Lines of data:
* * *
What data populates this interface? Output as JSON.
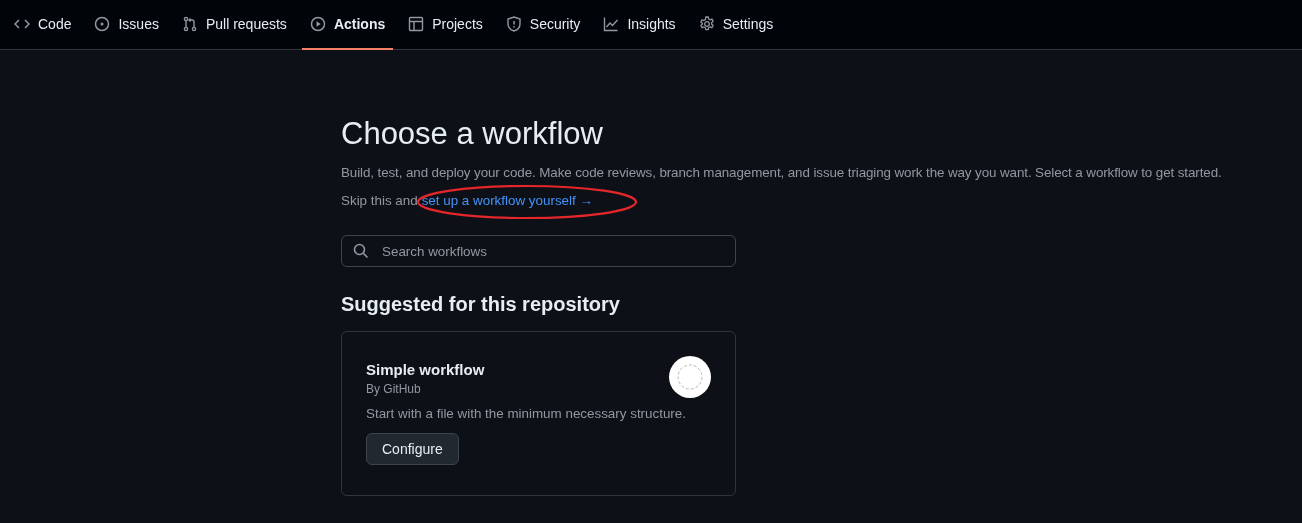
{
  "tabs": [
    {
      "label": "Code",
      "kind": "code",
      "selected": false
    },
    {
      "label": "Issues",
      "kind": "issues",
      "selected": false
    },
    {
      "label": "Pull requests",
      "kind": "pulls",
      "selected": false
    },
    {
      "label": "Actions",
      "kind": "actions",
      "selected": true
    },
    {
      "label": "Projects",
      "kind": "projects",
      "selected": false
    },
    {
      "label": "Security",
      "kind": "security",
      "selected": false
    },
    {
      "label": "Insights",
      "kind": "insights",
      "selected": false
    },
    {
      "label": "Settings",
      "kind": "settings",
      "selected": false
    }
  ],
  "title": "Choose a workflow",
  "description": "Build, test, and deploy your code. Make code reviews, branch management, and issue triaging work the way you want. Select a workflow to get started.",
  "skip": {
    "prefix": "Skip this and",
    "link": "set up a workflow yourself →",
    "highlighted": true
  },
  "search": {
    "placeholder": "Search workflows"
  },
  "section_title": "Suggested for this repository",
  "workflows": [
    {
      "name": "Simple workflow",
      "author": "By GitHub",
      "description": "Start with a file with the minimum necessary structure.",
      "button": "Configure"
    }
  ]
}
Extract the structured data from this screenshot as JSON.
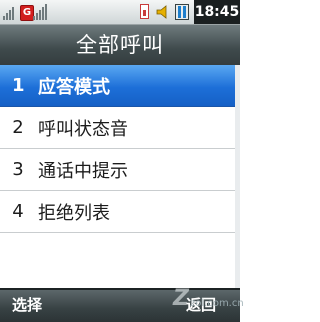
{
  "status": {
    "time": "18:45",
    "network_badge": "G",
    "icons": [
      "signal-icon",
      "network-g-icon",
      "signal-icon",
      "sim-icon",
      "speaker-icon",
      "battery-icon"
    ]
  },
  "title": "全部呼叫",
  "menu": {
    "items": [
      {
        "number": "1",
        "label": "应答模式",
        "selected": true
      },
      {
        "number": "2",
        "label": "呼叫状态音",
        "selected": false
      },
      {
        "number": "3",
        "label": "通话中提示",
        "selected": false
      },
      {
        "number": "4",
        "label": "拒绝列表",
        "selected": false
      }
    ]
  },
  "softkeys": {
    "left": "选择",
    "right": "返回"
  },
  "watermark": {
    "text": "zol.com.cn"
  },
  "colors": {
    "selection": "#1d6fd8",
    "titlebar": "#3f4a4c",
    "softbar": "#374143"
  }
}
* * *
What comes back should match the records exactly, minus any pictures.

What data populates this interface? Output as JSON.
{
  "tabs": [
    {
      "label": "Code",
      "kind": "code",
      "selected": false
    },
    {
      "label": "Issues",
      "kind": "issues",
      "selected": false
    },
    {
      "label": "Pull requests",
      "kind": "pulls",
      "selected": false
    },
    {
      "label": "Actions",
      "kind": "actions",
      "selected": true
    },
    {
      "label": "Projects",
      "kind": "projects",
      "selected": false
    },
    {
      "label": "Security",
      "kind": "security",
      "selected": false
    },
    {
      "label": "Insights",
      "kind": "insights",
      "selected": false
    },
    {
      "label": "Settings",
      "kind": "settings",
      "selected": false
    }
  ],
  "title": "Choose a workflow",
  "description": "Build, test, and deploy your code. Make code reviews, branch management, and issue triaging work the way you want. Select a workflow to get started.",
  "skip": {
    "prefix": "Skip this and",
    "link": "set up a workflow yourself →",
    "highlighted": true
  },
  "search": {
    "placeholder": "Search workflows"
  },
  "section_title": "Suggested for this repository",
  "workflows": [
    {
      "name": "Simple workflow",
      "author": "By GitHub",
      "description": "Start with a file with the minimum necessary structure.",
      "button": "Configure"
    }
  ]
}
Extract the structured data from this screenshot as JSON.
{
  "status": {
    "time": "18:45",
    "network_badge": "G",
    "icons": [
      "signal-icon",
      "network-g-icon",
      "signal-icon",
      "sim-icon",
      "speaker-icon",
      "battery-icon"
    ]
  },
  "title": "全部呼叫",
  "menu": {
    "items": [
      {
        "number": "1",
        "label": "应答模式",
        "selected": true
      },
      {
        "number": "2",
        "label": "呼叫状态音",
        "selected": false
      },
      {
        "number": "3",
        "label": "通话中提示",
        "selected": false
      },
      {
        "number": "4",
        "label": "拒绝列表",
        "selected": false
      }
    ]
  },
  "softkeys": {
    "left": "选择",
    "right": "返回"
  },
  "watermark": {
    "text": "zol.com.cn"
  },
  "colors": {
    "selection": "#1d6fd8",
    "titlebar": "#3f4a4c",
    "softbar": "#374143"
  }
}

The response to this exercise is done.